The exercise: Transcribe all of the material exactly, except for its pictures.

Provided information:

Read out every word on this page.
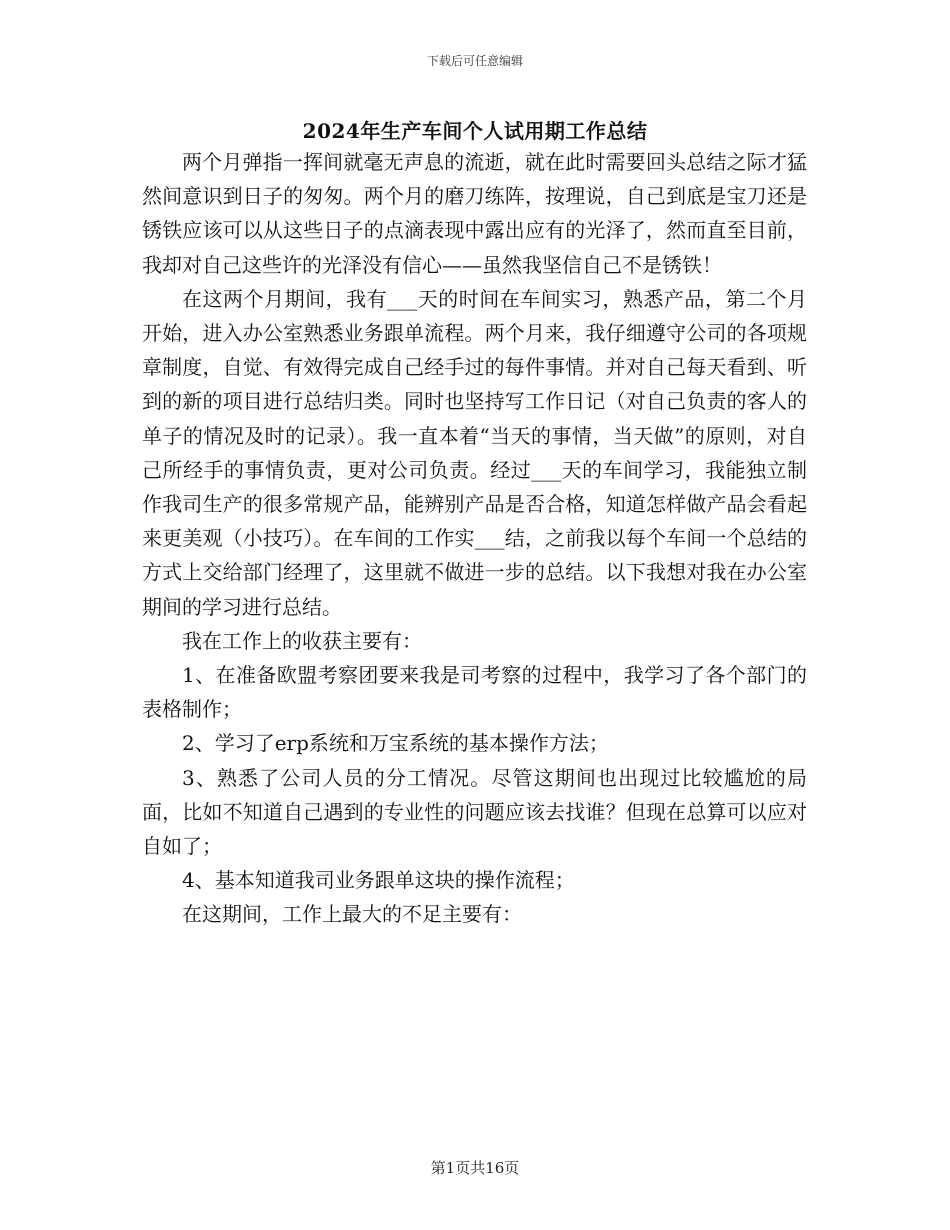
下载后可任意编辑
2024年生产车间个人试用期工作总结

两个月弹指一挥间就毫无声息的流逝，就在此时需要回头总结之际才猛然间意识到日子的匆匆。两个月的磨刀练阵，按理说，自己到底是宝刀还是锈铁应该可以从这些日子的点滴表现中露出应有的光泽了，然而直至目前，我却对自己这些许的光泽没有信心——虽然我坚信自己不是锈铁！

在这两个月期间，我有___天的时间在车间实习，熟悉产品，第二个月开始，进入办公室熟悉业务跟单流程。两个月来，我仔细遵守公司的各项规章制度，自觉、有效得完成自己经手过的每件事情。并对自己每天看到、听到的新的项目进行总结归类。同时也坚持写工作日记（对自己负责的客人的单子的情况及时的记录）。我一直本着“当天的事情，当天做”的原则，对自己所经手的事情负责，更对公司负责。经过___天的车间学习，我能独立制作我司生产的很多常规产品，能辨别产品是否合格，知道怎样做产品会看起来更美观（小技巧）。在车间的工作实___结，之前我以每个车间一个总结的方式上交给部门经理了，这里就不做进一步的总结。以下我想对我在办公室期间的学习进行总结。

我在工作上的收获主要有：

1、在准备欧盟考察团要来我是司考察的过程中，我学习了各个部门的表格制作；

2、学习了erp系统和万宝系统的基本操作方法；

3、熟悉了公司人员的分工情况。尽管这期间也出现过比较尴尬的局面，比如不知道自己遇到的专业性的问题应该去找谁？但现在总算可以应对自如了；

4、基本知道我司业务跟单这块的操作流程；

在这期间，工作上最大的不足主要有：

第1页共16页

Response to the exercise:
Read out every word on this page.
下载后可任意编辑
2024年生产车间个人试用期工作总结

两个月弹指一挥间就毫无声息的流逝，就在此时需要回头总结之际才猛然间意识到日子的匆匆。两个月的磨刀练阵，按理说，自己到底是宝刀还是锈铁应该可以从这些日子的点滴表现中露出应有的光泽了，然而直至目前，我却对自己这些许的光泽没有信心——虽然我坚信自己不是锈铁！

在这两个月期间，我有___天的时间在车间实习，熟悉产品，第二个月开始，进入办公室熟悉业务跟单流程。两个月来，我仔细遵守公司的各项规章制度，自觉、有效得完成自己经手过的每件事情。并对自己每天看到、听到的新的项目进行总结归类。同时也坚持写工作日记（对自己负责的客人的单子的情况及时的记录）。我一直本着“当天的事情，当天做”的原则，对自己所经手的事情负责，更对公司负责。经过___天的车间学习，我能独立制作我司生产的很多常规产品，能辨别产品是否合格，知道怎样做产品会看起来更美观（小技巧）。在车间的工作实___结，之前我以每个车间一个总结的方式上交给部门经理了，这里就不做进一步的总结。以下我想对我在办公室期间的学习进行总结。

我在工作上的收获主要有：

1、在准备欧盟考察团要来我是司考察的过程中，我学习了各个部门的表格制作；

2、学习了erp系统和万宝系统的基本操作方法；

3、熟悉了公司人员的分工情况。尽管这期间也出现过比较尴尬的局面，比如不知道自己遇到的专业性的问题应该去找谁？但现在总算可以应对自如了；

4、基本知道我司业务跟单这块的操作流程；

在这期间，工作上最大的不足主要有：

第1页共16页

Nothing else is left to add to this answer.